[Layout records]
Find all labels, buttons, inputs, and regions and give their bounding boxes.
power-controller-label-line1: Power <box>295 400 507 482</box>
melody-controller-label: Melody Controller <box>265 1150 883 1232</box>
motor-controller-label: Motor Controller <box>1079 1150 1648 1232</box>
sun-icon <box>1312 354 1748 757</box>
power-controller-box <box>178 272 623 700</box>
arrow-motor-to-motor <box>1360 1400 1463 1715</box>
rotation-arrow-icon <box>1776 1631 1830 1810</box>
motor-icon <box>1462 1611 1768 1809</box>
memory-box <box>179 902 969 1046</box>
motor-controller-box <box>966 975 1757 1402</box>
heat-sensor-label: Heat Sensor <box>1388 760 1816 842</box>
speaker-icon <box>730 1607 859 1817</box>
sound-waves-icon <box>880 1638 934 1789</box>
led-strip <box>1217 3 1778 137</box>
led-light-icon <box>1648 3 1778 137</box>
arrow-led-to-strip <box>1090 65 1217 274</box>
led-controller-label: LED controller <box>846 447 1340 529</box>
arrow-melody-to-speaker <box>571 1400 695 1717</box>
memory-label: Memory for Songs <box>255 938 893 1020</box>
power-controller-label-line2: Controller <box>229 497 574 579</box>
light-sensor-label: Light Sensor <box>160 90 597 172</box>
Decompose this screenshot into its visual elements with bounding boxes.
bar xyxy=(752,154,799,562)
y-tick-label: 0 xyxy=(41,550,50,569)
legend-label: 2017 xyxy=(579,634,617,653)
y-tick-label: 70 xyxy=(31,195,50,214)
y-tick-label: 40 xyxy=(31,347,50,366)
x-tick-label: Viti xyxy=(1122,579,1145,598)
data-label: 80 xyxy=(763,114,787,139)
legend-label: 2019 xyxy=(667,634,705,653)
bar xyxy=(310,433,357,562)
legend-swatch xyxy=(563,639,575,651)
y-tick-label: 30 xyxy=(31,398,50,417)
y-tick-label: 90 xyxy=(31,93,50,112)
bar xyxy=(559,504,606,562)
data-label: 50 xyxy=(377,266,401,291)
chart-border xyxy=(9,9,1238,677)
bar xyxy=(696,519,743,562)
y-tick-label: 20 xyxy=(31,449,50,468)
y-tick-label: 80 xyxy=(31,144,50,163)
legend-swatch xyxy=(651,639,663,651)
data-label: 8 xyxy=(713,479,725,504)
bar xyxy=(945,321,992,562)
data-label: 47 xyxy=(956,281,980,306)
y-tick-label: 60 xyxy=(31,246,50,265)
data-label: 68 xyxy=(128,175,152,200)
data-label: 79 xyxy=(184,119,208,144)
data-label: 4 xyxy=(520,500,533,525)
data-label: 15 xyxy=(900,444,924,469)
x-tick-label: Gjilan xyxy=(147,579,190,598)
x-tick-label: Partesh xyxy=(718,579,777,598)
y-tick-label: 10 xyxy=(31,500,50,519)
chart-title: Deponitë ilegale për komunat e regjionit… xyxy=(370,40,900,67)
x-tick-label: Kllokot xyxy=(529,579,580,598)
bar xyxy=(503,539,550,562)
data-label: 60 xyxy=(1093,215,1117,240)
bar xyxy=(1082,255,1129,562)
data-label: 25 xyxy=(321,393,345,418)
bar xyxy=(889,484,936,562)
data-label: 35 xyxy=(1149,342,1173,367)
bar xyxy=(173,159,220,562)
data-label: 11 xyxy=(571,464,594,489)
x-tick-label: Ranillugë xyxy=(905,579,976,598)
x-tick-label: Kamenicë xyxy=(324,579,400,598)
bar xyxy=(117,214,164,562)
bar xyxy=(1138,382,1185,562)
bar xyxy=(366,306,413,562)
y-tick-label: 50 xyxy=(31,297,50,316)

# [Stated goal]
Turn the data above into a JSON list of strings, with one string per line and blank lines omitted. Begin at the first line of the data and stop after the line that contains "sun-icon <box>1312 354 1748 757</box>".

# [Written response]
[
  "Find all labels, buttons, inputs, and regions and give their bounding boxes.",
  "power-controller-label-line1: Power <box>295 400 507 482</box>",
  "melody-controller-label: Melody Controller <box>265 1150 883 1232</box>",
  "motor-controller-label: Motor Controller <box>1079 1150 1648 1232</box>",
  "sun-icon <box>1312 354 1748 757</box>"
]